- DATASET EXCERPTS:

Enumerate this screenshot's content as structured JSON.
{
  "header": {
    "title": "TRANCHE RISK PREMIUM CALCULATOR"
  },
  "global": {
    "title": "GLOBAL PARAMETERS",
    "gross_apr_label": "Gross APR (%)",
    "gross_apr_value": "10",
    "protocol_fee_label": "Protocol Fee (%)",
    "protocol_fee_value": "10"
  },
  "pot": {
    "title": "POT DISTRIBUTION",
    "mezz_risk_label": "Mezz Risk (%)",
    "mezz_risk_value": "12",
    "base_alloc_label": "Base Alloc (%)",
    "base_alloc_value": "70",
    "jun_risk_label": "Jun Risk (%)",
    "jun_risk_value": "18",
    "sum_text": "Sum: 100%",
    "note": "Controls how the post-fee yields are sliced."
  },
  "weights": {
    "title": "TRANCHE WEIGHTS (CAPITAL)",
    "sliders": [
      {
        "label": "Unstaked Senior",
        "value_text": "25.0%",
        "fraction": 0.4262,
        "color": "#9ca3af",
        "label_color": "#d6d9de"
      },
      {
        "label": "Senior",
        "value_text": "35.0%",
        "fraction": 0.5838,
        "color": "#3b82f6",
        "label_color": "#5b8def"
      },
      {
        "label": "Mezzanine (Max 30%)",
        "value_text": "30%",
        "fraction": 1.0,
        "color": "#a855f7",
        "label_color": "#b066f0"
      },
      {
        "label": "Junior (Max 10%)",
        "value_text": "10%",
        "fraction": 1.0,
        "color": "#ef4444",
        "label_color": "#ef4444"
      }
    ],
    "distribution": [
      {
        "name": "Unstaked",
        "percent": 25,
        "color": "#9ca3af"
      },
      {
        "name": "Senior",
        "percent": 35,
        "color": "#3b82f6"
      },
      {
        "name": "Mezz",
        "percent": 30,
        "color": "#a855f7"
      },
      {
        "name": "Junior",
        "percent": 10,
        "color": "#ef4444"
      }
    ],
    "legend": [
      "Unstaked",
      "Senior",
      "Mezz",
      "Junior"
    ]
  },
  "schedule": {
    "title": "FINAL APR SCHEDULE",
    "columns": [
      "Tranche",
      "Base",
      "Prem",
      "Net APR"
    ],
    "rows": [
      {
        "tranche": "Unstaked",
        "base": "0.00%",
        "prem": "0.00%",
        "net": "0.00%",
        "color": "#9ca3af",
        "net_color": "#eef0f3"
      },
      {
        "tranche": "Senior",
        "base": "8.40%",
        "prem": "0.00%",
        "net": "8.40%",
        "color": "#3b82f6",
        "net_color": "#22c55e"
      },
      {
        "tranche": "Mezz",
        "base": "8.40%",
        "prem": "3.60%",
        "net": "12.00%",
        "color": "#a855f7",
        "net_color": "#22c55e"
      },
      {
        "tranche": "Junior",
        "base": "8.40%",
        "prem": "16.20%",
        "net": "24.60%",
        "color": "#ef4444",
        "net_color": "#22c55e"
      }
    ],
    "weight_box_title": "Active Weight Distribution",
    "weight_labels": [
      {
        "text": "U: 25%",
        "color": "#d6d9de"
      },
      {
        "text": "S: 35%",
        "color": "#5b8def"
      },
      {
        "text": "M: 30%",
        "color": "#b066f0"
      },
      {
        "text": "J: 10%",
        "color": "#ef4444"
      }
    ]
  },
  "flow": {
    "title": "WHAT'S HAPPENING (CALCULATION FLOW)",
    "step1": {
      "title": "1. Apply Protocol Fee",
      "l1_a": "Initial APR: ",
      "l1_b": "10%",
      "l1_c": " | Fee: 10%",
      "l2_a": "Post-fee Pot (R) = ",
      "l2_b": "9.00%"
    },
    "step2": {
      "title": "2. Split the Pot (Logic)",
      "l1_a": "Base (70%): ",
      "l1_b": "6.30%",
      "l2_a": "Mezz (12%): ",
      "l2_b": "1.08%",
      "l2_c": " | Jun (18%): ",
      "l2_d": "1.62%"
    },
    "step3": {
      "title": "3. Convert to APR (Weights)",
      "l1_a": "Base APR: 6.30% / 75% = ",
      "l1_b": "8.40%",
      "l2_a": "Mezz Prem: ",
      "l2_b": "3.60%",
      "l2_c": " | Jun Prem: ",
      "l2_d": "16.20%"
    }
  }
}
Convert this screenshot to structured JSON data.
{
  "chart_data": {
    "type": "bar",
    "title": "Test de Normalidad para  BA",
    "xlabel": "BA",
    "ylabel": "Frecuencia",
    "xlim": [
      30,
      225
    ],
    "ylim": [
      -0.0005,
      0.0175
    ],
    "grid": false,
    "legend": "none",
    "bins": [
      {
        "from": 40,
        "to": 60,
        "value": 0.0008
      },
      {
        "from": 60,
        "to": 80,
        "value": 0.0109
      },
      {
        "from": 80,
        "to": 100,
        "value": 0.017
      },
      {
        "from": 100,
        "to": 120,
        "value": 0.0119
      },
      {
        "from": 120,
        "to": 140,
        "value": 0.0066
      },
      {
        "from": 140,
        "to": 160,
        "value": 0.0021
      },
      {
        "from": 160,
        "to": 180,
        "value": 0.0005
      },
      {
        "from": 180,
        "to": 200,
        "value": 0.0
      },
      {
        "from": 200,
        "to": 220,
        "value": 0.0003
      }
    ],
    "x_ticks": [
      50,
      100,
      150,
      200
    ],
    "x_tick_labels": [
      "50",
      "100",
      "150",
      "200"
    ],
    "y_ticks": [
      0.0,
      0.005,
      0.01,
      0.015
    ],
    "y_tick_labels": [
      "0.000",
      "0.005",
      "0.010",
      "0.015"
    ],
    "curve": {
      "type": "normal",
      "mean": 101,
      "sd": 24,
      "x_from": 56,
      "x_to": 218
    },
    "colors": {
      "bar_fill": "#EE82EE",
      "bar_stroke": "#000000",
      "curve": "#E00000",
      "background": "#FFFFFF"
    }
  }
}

- GIVEN TASK: Copy every record exactly as presented.

- SOLUTION TO THIS TASK:
Enumerate this screenshot's content as structured JSON.
{
  "header": {
    "title": "TRANCHE RISK PREMIUM CALCULATOR"
  },
  "global": {
    "title": "GLOBAL PARAMETERS",
    "gross_apr_label": "Gross APR (%)",
    "gross_apr_value": "10",
    "protocol_fee_label": "Protocol Fee (%)",
    "protocol_fee_value": "10"
  },
  "pot": {
    "title": "POT DISTRIBUTION",
    "mezz_risk_label": "Mezz Risk (%)",
    "mezz_risk_value": "12",
    "base_alloc_label": "Base Alloc (%)",
    "base_alloc_value": "70",
    "jun_risk_label": "Jun Risk (%)",
    "jun_risk_value": "18",
    "sum_text": "Sum: 100%",
    "note": "Controls how the post-fee yields are sliced."
  },
  "weights": {
    "title": "TRANCHE WEIGHTS (CAPITAL)",
    "sliders": [
      {
        "label": "Unstaked Senior",
        "value_text": "25.0%",
        "fraction": 0.4262,
        "color": "#9ca3af",
        "label_color": "#d6d9de"
      },
      {
        "label": "Senior",
        "value_text": "35.0%",
        "fraction": 0.5838,
        "color": "#3b82f6",
        "label_color": "#5b8def"
      },
      {
        "label": "Mezzanine (Max 30%)",
        "value_text": "30%",
        "fraction": 1.0,
        "color": "#a855f7",
        "label_color": "#b066f0"
      },
      {
        "label": "Junior (Max 10%)",
        "value_text": "10%",
        "fraction": 1.0,
        "color": "#ef4444",
        "label_color": "#ef4444"
      }
    ],
    "distribution": [
      {
        "name": "Unstaked",
        "percent": 25,
        "color": "#9ca3af"
      },
      {
        "name": "Senior",
        "percent": 35,
        "color": "#3b82f6"
      },
      {
        "name": "Mezz",
        "percent": 30,
        "color": "#a855f7"
      },
      {
        "name": "Junior",
        "percent": 10,
        "color": "#ef4444"
      }
    ],
    "legend": [
      "Unstaked",
      "Senior",
      "Mezz",
      "Junior"
    ]
  },
  "schedule": {
    "title": "FINAL APR SCHEDULE",
    "columns": [
      "Tranche",
      "Base",
      "Prem",
      "Net APR"
    ],
    "rows": [
      {
        "tranche": "Unstaked",
        "base": "0.00%",
        "prem": "0.00%",
        "net": "0.00%",
        "color": "#9ca3af",
        "net_color": "#eef0f3"
      },
      {
        "tranche": "Senior",
        "base": "8.40%",
        "prem": "0.00%",
        "net": "8.40%",
        "color": "#3b82f6",
        "net_color": "#22c55e"
      },
      {
        "tranche": "Mezz",
        "base": "8.40%",
        "prem": "3.60%",
        "net": "12.00%",
        "color": "#a855f7",
        "net_color": "#22c55e"
      },
      {
        "tranche": "Junior",
        "base": "8.40%",
        "prem": "16.20%",
        "net": "24.60%",
        "color": "#ef4444",
        "net_color": "#22c55e"
      }
    ],
    "weight_box_title": "Active Weight Distribution",
    "weight_labels": [
      {
        "text": "U: 25%",
        "color": "#d6d9de"
      },
      {
        "text": "S: 35%",
        "color": "#5b8def"
      },
      {
        "text": "M: 30%",
        "color": "#b066f0"
      },
      {
        "text": "J: 10%",
        "color": "#ef4444"
      }
    ]
  },
  "flow": {
    "title": "WHAT'S HAPPENING (CALCULATION FLOW)",
    "step1": {
      "title": "1. Apply Protocol Fee",
      "l1_a": "Initial APR: ",
      "l1_b": "10%",
      "l1_c": " | Fee: 10%",
      "l2_a": "Post-fee Pot (R) = ",
      "l2_b": "9.00%"
    },
    "step2": {
      "title": "2. Split the Pot (Logic)",
      "l1_a": "Base (70%): ",
      "l1_b": "6.30%",
      "l2_a": "Mezz (12%): ",
      "l2_b": "1.08%",
      "l2_c": " | Jun (18%): ",
      "l2_d": "1.62%"
    },
    "step3": {
      "title": "3. Convert to APR (Weights)",
      "l1_a": "Base APR: 6.30% / 75% = ",
      "l1_b": "8.40%",
      "l2_a": "Mezz Prem: ",
      "l2_b": "3.60%",
      "l2_c": " | Jun Prem: ",
      "l2_d": "16.20%"
    }
  }
}
Convert this screenshot to structured JSON data.
{
  "chart_data": {
    "type": "bar",
    "title": "Test de Normalidad para  BA",
    "xlabel": "BA",
    "ylabel": "Frecuencia",
    "xlim": [
      30,
      225
    ],
    "ylim": [
      -0.0005,
      0.0175
    ],
    "grid": false,
    "legend": "none",
    "bins": [
      {
        "from": 40,
        "to": 60,
        "value": 0.0008
      },
      {
        "from": 60,
        "to": 80,
        "value": 0.0109
      },
      {
        "from": 80,
        "to": 100,
        "value": 0.017
      },
      {
        "from": 100,
        "to": 120,
        "value": 0.0119
      },
      {
        "from": 120,
        "to": 140,
        "value": 0.0066
      },
      {
        "from": 140,
        "to": 160,
        "value": 0.0021
      },
      {
        "from": 160,
        "to": 180,
        "value": 0.0005
      },
      {
        "from": 180,
        "to": 200,
        "value": 0.0
      },
      {
        "from": 200,
        "to": 220,
        "value": 0.0003
      }
    ],
    "x_ticks": [
      50,
      100,
      150,
      200
    ],
    "x_tick_labels": [
      "50",
      "100",
      "150",
      "200"
    ],
    "y_ticks": [
      0.0,
      0.005,
      0.01,
      0.015
    ],
    "y_tick_labels": [
      "0.000",
      "0.005",
      "0.010",
      "0.015"
    ],
    "curve": {
      "type": "normal",
      "mean": 101,
      "sd": 24,
      "x_from": 56,
      "x_to": 218
    },
    "colors": {
      "bar_fill": "#EE82EE",
      "bar_stroke": "#000000",
      "curve": "#E00000",
      "background": "#FFFFFF"
    }
  }
}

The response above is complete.